SOURCE TEXT
* * *
Updated 25 March 2026
  • Unified memory frameworks are infrastructures that fuse distinct memory types into a single logical space for streamlined data movement and management.
  • They employ techniques such as predictive migration and compiler-guided scheduling to enhance performance and reduce latency in heterogeneous environments.
  • They play a key role in deep learning, HPC, and agentic systems by providing scalable, efficient, and coherent memory management across diverse hardware.

Unified memory frameworks encompass architectural, algorithmic, and software innovations that present abstraction layers or concrete mechanisms fusing heterogeneous or distributed memory spaces (e.g., CPU, GPU, PIM, high-speed flash, agent-specific memory banks) into a logically unified addressable or operational system. Such frameworks facilitate transparent or optimized data movement, sharing, and management while supporting diverse goals: scalability for large compute workloads, agentic memory for LLM-based systems, or robustness and coordination in multi-agent scenarios.

1. Foundational Concepts and Typologies

Unified memory refers to a principle or infrastructure in which distinct physical memory components—such as CPU DRAM, GPU HBM, PIM banks, or persistent storage—are composed into a single logical or virtual address space, or accessed via a unified operational API. Frameworks differ substantially in their granularity, from system-level virtual memory integration across accelerators to agent-level abstractions for experience extraction and storage. At the system and architecture level, unified memory systems may involve hardware-level page table integration, cache-coherent high-bandwidth links, and runtime memory management abstractions. In the agentic and algorithmic context, unified memory frameworks blend persistent and working memory, often with tightly coupled extraction, retrieval, and management logic.

Unifying features include:

  • Single address space or logical namespace for application/programming ease (eliminates explicit device-host memory management).
  • Transparent or optimized migration: data placement, migration, and access pattern adaptation are orchestrated by schedulers, compiler-inserted hints, or policy engines.
  • Support for heterogeneity: works across device types, agent roles, or memory speeds.
* * *
WHAT THIS EXERCISE ASKS
1 – In one to three sentences, explain why, according to the text on unified memory frameworks, these frameworks provide a single address space or logical namespace.
2 – Answer these questions from the text on unified memory frameworks:
(a) Which memory spaces does the overview paragraph list as examples of what these frameworks fuse?
(b) In the agentic and algorithmic context, which two kinds of memory do unified memory frameworks blend?
(c) What three things orchestrate data placement, migration, and access pattern adaptation?
3 – Pick up the text on unified memory frameworks after its final line and keep writing.
The data is separate material, unconnected to the text on unified memory frameworks.
* * *
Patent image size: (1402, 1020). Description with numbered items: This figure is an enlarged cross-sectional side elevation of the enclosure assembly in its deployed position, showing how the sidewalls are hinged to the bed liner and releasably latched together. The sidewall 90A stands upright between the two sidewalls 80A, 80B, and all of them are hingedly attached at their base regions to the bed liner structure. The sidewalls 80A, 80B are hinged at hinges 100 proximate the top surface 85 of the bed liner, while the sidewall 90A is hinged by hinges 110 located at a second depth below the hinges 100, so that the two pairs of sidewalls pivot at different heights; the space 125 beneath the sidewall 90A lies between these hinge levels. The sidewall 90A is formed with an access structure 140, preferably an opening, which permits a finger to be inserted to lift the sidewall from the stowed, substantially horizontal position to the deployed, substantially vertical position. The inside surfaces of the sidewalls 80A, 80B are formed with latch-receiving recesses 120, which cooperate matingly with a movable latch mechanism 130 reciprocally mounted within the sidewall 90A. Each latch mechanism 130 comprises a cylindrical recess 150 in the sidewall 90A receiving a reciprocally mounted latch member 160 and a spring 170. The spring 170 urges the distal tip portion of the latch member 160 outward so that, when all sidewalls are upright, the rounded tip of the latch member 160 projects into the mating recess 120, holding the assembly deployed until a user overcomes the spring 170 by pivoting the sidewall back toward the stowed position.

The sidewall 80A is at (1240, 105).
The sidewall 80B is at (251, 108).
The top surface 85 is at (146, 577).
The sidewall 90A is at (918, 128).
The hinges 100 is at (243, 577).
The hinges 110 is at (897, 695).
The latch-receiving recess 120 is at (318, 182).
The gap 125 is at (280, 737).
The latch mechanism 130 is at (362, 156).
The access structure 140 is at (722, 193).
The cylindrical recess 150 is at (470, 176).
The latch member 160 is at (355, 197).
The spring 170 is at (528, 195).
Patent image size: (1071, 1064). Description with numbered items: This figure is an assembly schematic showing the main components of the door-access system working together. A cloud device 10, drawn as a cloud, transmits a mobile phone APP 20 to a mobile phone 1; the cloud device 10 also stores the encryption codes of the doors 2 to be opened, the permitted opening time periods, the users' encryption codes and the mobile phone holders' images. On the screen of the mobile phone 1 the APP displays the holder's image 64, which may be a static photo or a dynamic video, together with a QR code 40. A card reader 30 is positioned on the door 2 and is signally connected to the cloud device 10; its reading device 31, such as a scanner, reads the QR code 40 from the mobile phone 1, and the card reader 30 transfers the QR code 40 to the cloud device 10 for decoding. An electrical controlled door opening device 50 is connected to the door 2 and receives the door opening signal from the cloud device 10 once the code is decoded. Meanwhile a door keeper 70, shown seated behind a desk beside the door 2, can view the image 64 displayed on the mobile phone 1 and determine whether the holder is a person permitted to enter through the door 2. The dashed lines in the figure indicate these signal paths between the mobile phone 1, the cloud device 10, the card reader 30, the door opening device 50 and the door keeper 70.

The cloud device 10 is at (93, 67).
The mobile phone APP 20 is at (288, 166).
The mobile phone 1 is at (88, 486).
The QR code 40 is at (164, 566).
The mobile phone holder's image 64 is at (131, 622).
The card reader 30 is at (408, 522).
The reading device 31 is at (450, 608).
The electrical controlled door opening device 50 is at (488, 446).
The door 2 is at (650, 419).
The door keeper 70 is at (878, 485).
* * *
ANSWERS PER TASK
1 – A single address space or logical namespace makes applications easier to program. It removes the need for explicit device-host memory management.

2 –
(a) CPU, GPU, PIM, high-speed flash, and agent-specific memory banks.
(b) Persistent memory and working memory.
(c) Schedulers, compiler-inserted hints, or policy engines.

3 –
2. Systems and Accelerator-Level Unified Memory

2.1 CPU-GPU Unified Memory Architectures

Contemporary CPU-GPU platforms such as NVIDIA Grace-Hopper implement unified memory via a system-wide page table accessed by both CPU and GPU, hardware-accelerated page migration driven by cache-coherent NVLink-C2C, and automatic or programmable migration policy (Schieffer et al., 2024, Li et al., 2024, Li, 2024). Key architectural details:

  • System memory (malloc/new) and managed memory (cudaMallocManaged) both mapped in one global virtual address space.
  • Hardware Address Translation Service (ATS) enables GPU TLB misses to be serviced via the CPU’s system MMU, eliminating page-fault handler round-trips.
  • Migration is triggered by hardware access counters with tunable thresholds, allowing fine-grained control (4 KB/64 KB), unlike legacy UVM’s 2 MB granularity.
  • Device First-Use (DFU) strategies inspired by OpenMP first-touch policies amortize page migration, especially in scientific workloads with repeated BLAS usage (Li, 2024).

This architecture enables zero-copy data movement for supported memory regions and fully cache-coherent direct access by either the GPU or CPU, while preserving NUMA characteristics and deeply impacting data locality-sensitive codes.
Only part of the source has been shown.